> _Set task_
Without including any pictures, write out all the entries exactly.

> _Exercise material_
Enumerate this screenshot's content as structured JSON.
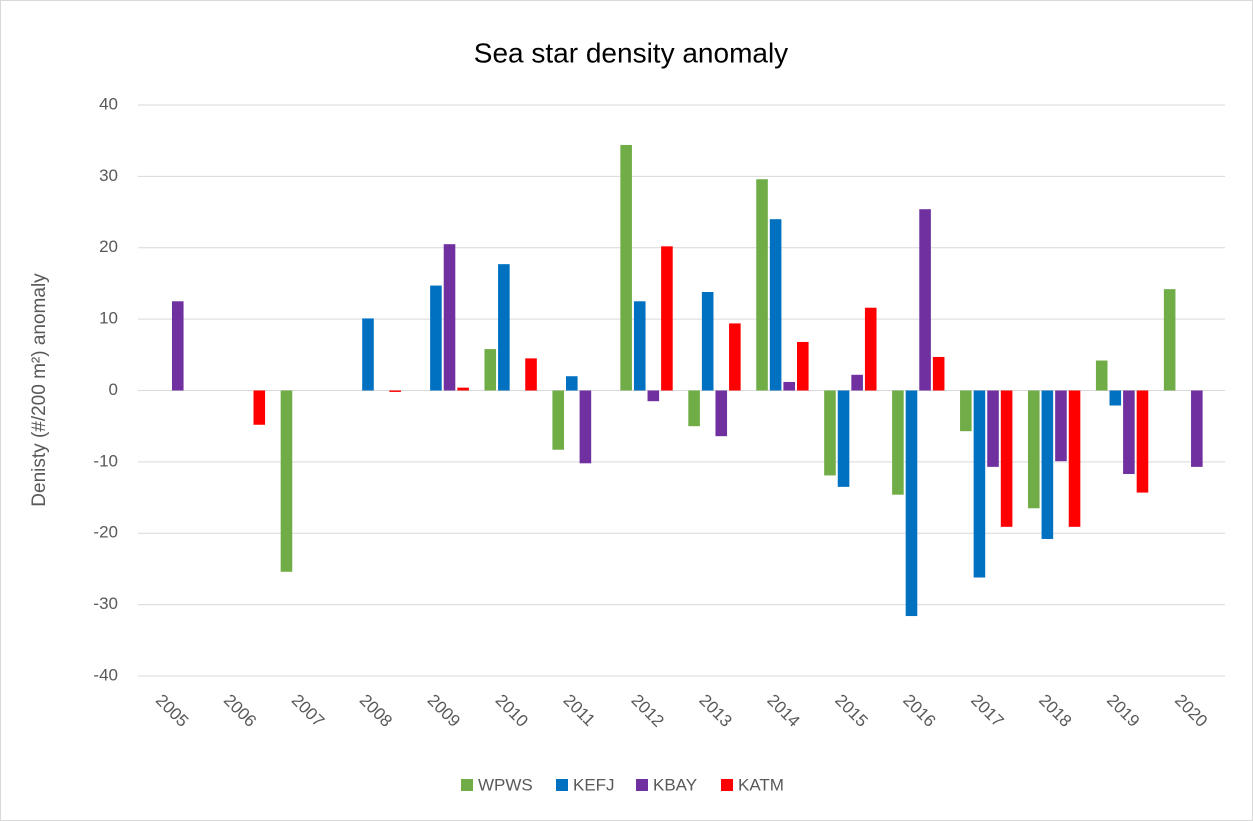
{
  "chart_data": {
    "type": "bar",
    "title": "Sea star density anomaly",
    "y_label": "Denisty (#/200 m²) anomaly",
    "categories": [
      "2005",
      "2006",
      "2007",
      "2008",
      "2009",
      "2010",
      "2011",
      "2012",
      "2013",
      "2014",
      "2015",
      "2016",
      "2017",
      "2018",
      "2019",
      "2020"
    ],
    "series": [
      {
        "name": "WPWS",
        "color": "#70ad47",
        "values": [
          null,
          null,
          -25.4,
          null,
          null,
          5.8,
          -8.3,
          34.4,
          -5.0,
          29.6,
          -11.9,
          -14.6,
          -5.7,
          -16.5,
          4.2,
          14.2
        ]
      },
      {
        "name": "KEFJ",
        "color": "#0070c0",
        "values": [
          null,
          null,
          null,
          10.1,
          14.7,
          17.7,
          2.0,
          12.5,
          13.8,
          24.0,
          -13.5,
          -31.6,
          -26.2,
          -20.8,
          -2.1,
          null
        ]
      },
      {
        "name": "KBAY",
        "color": "#7030a0",
        "values": [
          12.5,
          null,
          null,
          null,
          20.5,
          null,
          -10.2,
          -1.5,
          -6.4,
          1.2,
          2.2,
          25.4,
          -10.7,
          -9.9,
          -11.7,
          -10.7
        ]
      },
      {
        "name": "KATM",
        "color": "#ff0000",
        "values": [
          null,
          -4.8,
          null,
          -0.2,
          0.4,
          4.5,
          null,
          20.2,
          9.4,
          6.8,
          11.6,
          4.7,
          -19.1,
          -19.1,
          -14.3,
          null
        ]
      }
    ],
    "ylim": [
      -40,
      40
    ],
    "yticks": [
      -40,
      -30,
      -20,
      -10,
      0,
      10,
      20,
      30,
      40
    ],
    "grid": true,
    "legend": "bottom"
  }
}
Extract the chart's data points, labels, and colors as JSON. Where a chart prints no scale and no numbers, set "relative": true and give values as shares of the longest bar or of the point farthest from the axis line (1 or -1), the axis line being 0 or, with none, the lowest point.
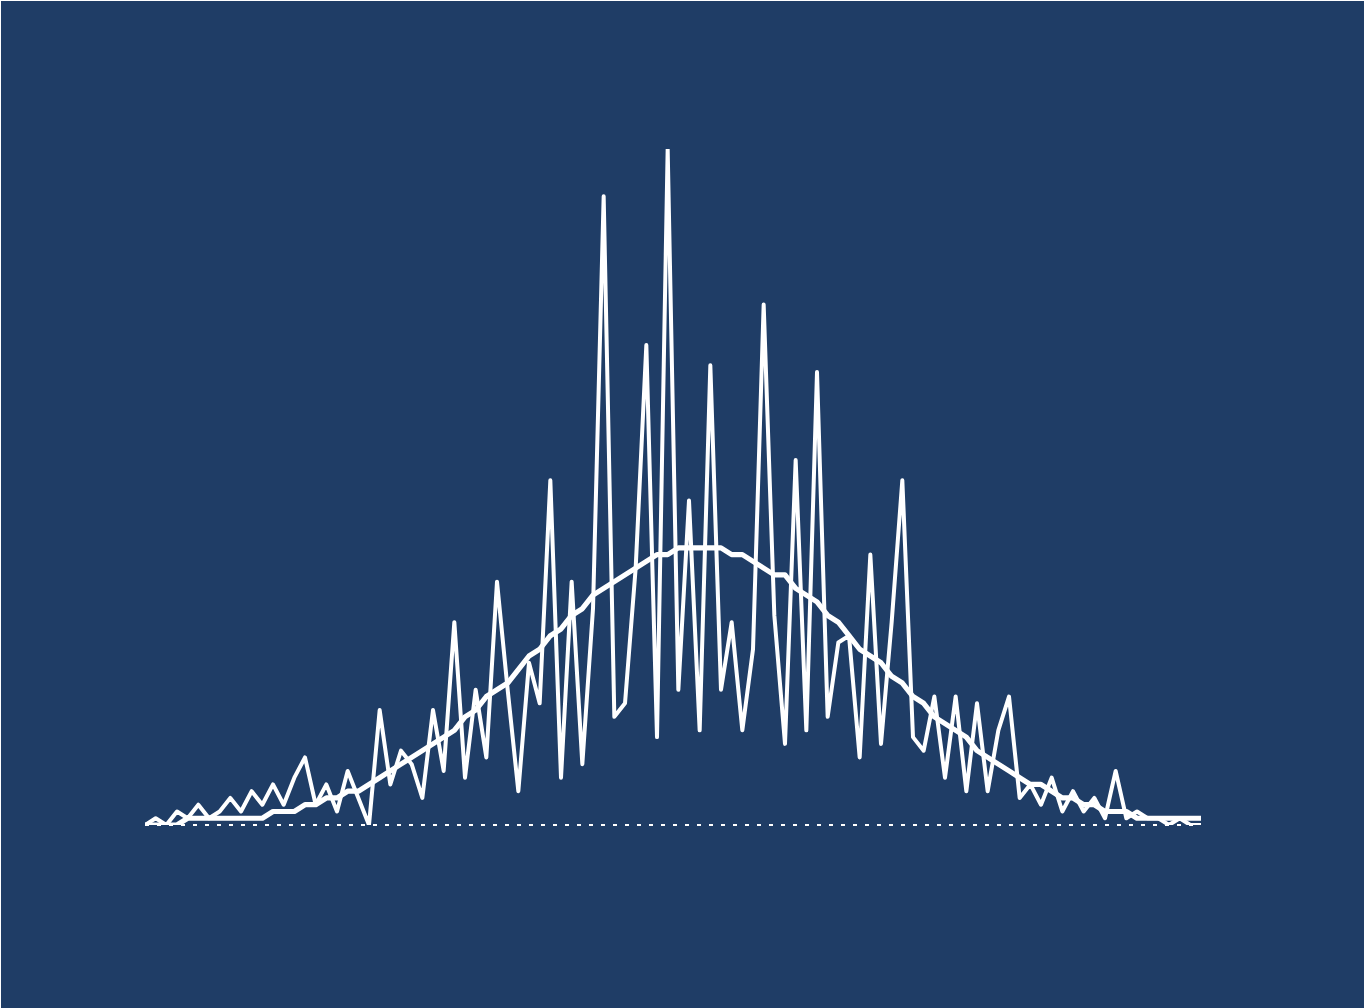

> _Output of the exercise_
Enumerate this screenshot's content as structured JSON.
{
  "chart_data": {
    "type": "bar",
    "title": "Sea star density anomaly",
    "y_label": "Denisty (#/200 m²) anomaly",
    "categories": [
      "2005",
      "2006",
      "2007",
      "2008",
      "2009",
      "2010",
      "2011",
      "2012",
      "2013",
      "2014",
      "2015",
      "2016",
      "2017",
      "2018",
      "2019",
      "2020"
    ],
    "series": [
      {
        "name": "WPWS",
        "color": "#70ad47",
        "values": [
          null,
          null,
          -25.4,
          null,
          null,
          5.8,
          -8.3,
          34.4,
          -5.0,
          29.6,
          -11.9,
          -14.6,
          -5.7,
          -16.5,
          4.2,
          14.2
        ]
      },
      {
        "name": "KEFJ",
        "color": "#0070c0",
        "values": [
          null,
          null,
          null,
          10.1,
          14.7,
          17.7,
          2.0,
          12.5,
          13.8,
          24.0,
          -13.5,
          -31.6,
          -26.2,
          -20.8,
          -2.1,
          null
        ]
      },
      {
        "name": "KBAY",
        "color": "#7030a0",
        "values": [
          12.5,
          null,
          null,
          null,
          20.5,
          null,
          -10.2,
          -1.5,
          -6.4,
          1.2,
          2.2,
          25.4,
          -10.7,
          -9.9,
          -11.7,
          -10.7
        ]
      },
      {
        "name": "KATM",
        "color": "#ff0000",
        "values": [
          null,
          -4.8,
          null,
          -0.2,
          0.4,
          4.5,
          null,
          20.2,
          9.4,
          6.8,
          11.6,
          4.7,
          -19.1,
          -19.1,
          -14.3,
          null
        ]
      }
    ],
    "ylim": [
      -40,
      40
    ],
    "yticks": [
      -40,
      -30,
      -20,
      -10,
      0,
      10,
      20,
      30,
      40
    ],
    "grid": true,
    "legend": "bottom"
  }
}
Extract the chart's data points, labels, and colors as JSON. Where a chart prints no scale and no numbers, set "relative": true and give values as shares of the longest bar or of the point farthest from the axis line (1 or -1), the axis line being 0 or, with none, the lowest point.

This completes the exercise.